Extracted data entries »
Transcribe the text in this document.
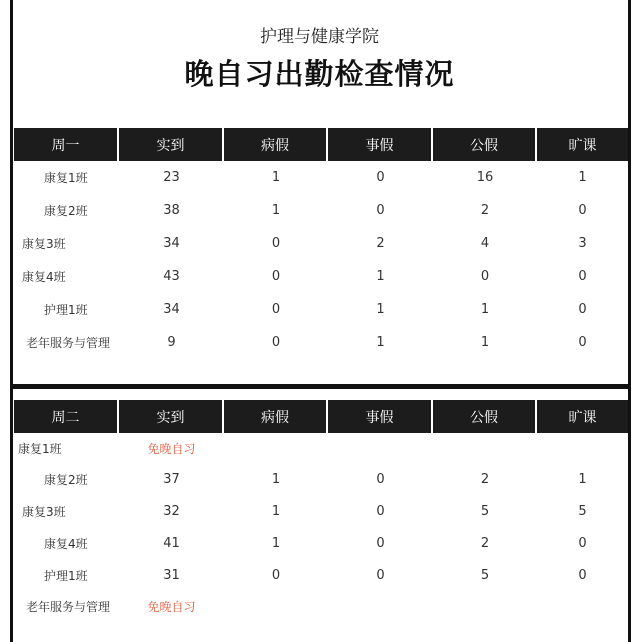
护理与健康学院
晚自习出勤检查情况
周一	实到	病假	事假	公假	旷课
康复1班	23	1	0	16	1
康复2班	38	1	0	2	0
康复3班	34	0	2	4	3
康复4班	43	0	1	0	0
护理1班	34	0	1	1	0
老年服务与管理	9	0	1	1	0
周二	实到	病假	事假	公假	旷课
康复1班	免晚自习
康复2班	37	1	0	2	1
康复3班	32	1	0	5	5
康复4班	41	1	0	2	0
护理1班	31	0	0	5	0
老年服务与管理	免晚自习
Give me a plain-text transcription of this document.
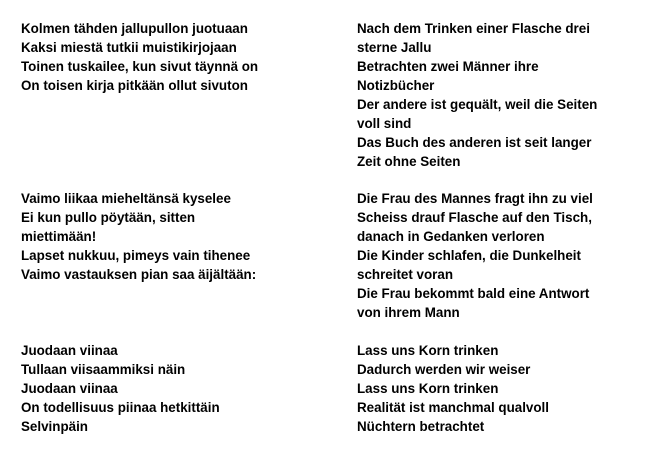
Kolmen tähden jallupullon juotuaan
Kaksi miestä tutkii muistikirjojaan
Toinen tuskailee, kun sivut täynnä on
On toisen kirja pitkään ollut sivuton
Vaimo liikaa mieheltänsä kyselee
Ei kun pullo pöytään, sitten
miettimään!
Lapset nukkuu, pimeys vain tihenee
Vaimo vastauksen pian saa äijältään:
Juodaan viinaa
Tullaan viisaammiksi näin
Juodaan viinaa
On todellisuus piinaa hetkittäin
Selvinpäin
Nach dem Trinken einer Flasche drei
sterne Jallu
Betrachten zwei Männer ihre
Notizbücher
Der andere ist gequält, weil die Seiten
voll sind
Das Buch des anderen ist seit langer
Zeit ohne Seiten
Die Frau des Mannes fragt ihn zu viel
Scheiss drauf Flasche auf den Tisch,
danach in Gedanken verloren
Die Kinder schlafen, die Dunkelheit
schreitet voran
Die Frau bekommt bald eine Antwort
von ihrem Mann
Lass uns Korn trinken
Dadurch werden wir weiser
Lass uns Korn trinken
Realität ist manchmal qualvoll
Nüchtern betrachtet
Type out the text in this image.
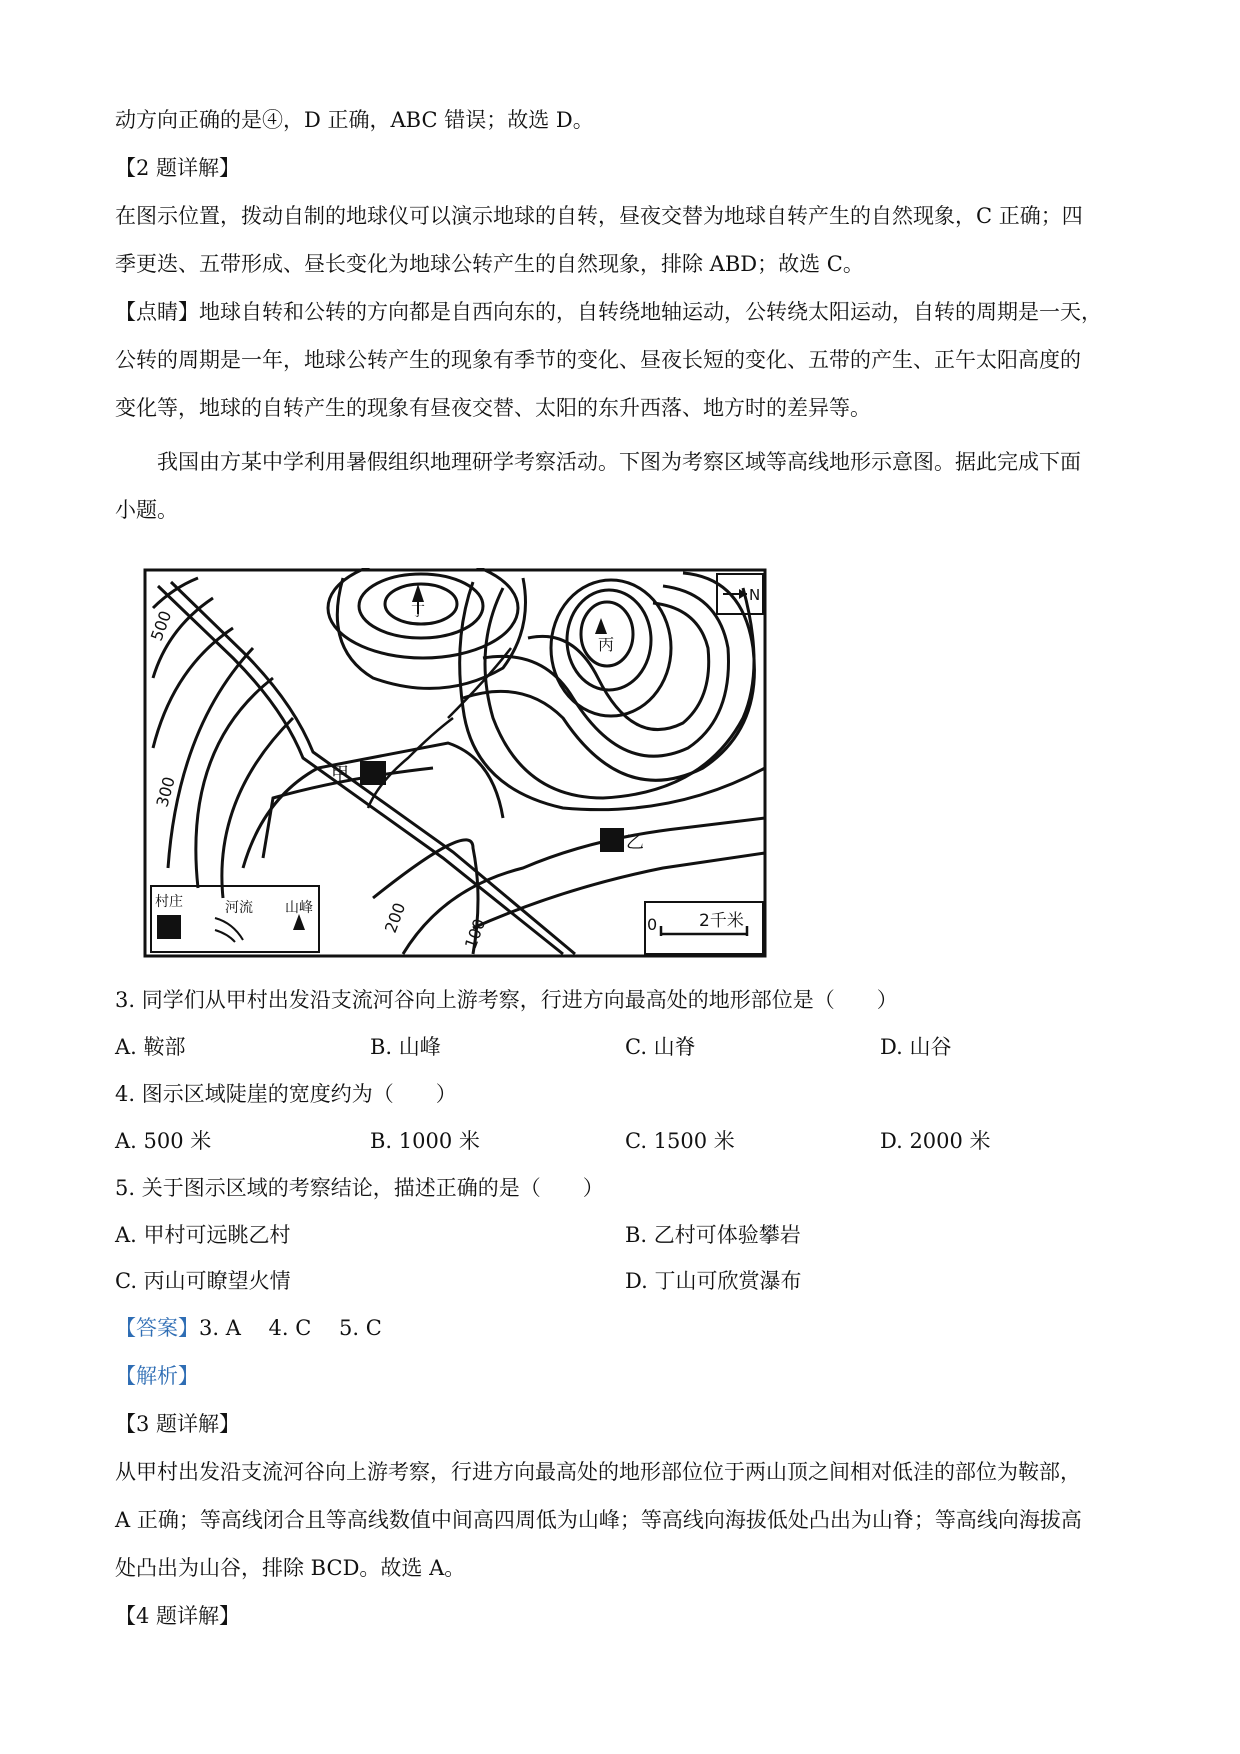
动方向正确的是④，D 正确，ABC 错误；故选 D。
【2 题详解】
在图示位置，拨动自制的地球仪可以演示地球的自转，昼夜交替为地球自转产生的自然现象，C 正确；四
季更迭、五带形成、昼长变化为地球公转产生的自然现象，排除 ABD；故选 C。
【点睛】地球自转和公转的方向都是自西向东的，自转绕地轴运动，公转绕太阳运动，自转的周期是一天，
公转的周期是一年，地球公转产生的现象有季节的变化、昼夜长短的变化、五带的产生、正午太阳高度的
变化等，地球的自转产生的现象有昼夜交替、太阳的东升西落、地方时的差异等。
我国由方某中学利用暑假组织地理研学考察活动。下图为考察区域等高线地形示意图。据此完成下面
小题。
N
甲
乙
丙
丁
500
300
200	100	0 2千米
村庄	河流 山峰
3. 同学们从甲村出发沿支流河谷向上游考察，行进方向最高处的地形部位是（　　）
A. 鞍部	B. 山峰	C. 山脊	D. 山谷
4. 图示区域陡崖的宽度约为（　　）
A. 500 米	B. 1000 米	C. 1500 米	D. 2000 米
5. 关于图示区域的考察结论，描述正确的是（　　）
A. 甲村可远眺乙村	B. 乙村可体验攀岩
C. 丙山可瞭望火情	D. 丁山可欣赏瀑布
【答案】3. A　 4. C　 5. C
【解析】
【3 题详解】
从甲村出发沿支流河谷向上游考察，行进方向最高处的地形部位位于两山顶之间相对低洼的部位为鞍部，
A 正确；等高线闭合且等高线数值中间高四周低为山峰；等高线向海拔低处凸出为山脊；等高线向海拔高
处凸出为山谷，排除 BCD。故选 A。
【4 题详解】
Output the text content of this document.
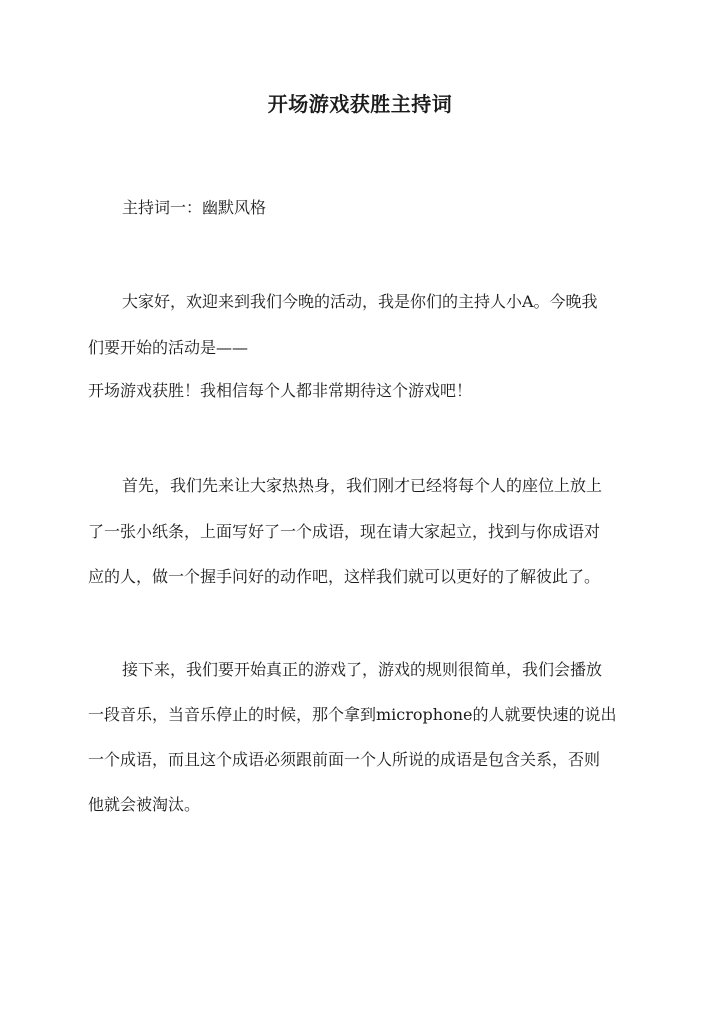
开场游戏获胜主持词
主持词一：幽默风格
大家好，欢迎来到我们今晚的活动，我是你们的主持人小A。今晚我
们要开始的活动是——
开场游戏获胜！我相信每个人都非常期待这个游戏吧！
首先，我们先来让大家热热身，我们刚才已经将每个人的座位上放上
了一张小纸条，上面写好了一个成语，现在请大家起立，找到与你成语对
应的人，做一个握手问好的动作吧，这样我们就可以更好的了解彼此了。
接下来，我们要开始真正的游戏了，游戏的规则很简单，我们会播放
一段音乐，当音乐停止的时候，那个拿到microphone的人就要快速的说出
一个成语，而且这个成语必须跟前面一个人所说的成语是包含关系，否则
他就会被淘汰。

Task to carry out » In the copy, leave out all pictures, and retype exactly each line from the one with "Output the text content of this document." through the last line of the entries.

Exercise solution »
Output the text content of this document.
开场游戏获胜主持词
主持词一：幽默风格
大家好，欢迎来到我们今晚的活动，我是你们的主持人小A。今晚我
们要开始的活动是——
开场游戏获胜！我相信每个人都非常期待这个游戏吧！
首先，我们先来让大家热热身，我们刚才已经将每个人的座位上放上
了一张小纸条，上面写好了一个成语，现在请大家起立，找到与你成语对
应的人，做一个握手问好的动作吧，这样我们就可以更好的了解彼此了。
接下来，我们要开始真正的游戏了，游戏的规则很简单，我们会播放
一段音乐，当音乐停止的时候，那个拿到microphone的人就要快速的说出
一个成语，而且这个成语必须跟前面一个人所说的成语是包含关系，否则
他就会被淘汰。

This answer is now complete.